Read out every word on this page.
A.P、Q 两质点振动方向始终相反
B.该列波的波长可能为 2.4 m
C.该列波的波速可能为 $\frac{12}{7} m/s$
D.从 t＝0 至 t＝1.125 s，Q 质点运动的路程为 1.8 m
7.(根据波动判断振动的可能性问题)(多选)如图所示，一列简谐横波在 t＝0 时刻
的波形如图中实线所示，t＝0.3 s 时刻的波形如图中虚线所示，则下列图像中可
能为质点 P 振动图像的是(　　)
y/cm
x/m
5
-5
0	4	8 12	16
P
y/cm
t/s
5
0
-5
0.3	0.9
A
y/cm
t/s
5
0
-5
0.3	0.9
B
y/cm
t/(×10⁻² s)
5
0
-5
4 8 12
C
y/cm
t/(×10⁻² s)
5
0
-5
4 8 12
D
______
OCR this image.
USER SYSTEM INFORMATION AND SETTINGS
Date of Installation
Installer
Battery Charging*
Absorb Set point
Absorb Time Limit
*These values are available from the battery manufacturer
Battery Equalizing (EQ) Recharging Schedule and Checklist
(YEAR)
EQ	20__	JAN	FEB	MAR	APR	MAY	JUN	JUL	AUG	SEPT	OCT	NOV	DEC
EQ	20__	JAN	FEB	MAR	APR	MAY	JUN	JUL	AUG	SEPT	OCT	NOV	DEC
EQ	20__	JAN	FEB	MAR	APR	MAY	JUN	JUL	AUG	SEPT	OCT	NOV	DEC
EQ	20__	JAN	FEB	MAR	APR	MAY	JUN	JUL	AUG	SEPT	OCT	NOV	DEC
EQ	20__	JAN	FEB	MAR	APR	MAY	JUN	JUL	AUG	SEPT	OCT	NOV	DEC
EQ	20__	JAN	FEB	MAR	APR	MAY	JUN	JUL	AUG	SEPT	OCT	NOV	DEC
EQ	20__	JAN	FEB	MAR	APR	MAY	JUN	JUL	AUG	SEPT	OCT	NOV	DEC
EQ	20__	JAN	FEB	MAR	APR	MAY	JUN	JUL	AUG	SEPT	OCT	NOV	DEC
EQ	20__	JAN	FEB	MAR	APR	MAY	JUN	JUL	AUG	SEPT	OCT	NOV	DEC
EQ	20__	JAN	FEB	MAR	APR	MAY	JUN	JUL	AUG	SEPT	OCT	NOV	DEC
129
______
*Instruction:*
Scan the material above for the string "this" and return the lines that hold it.

*Full answer:*
Read out every word on this page.
OCR this image.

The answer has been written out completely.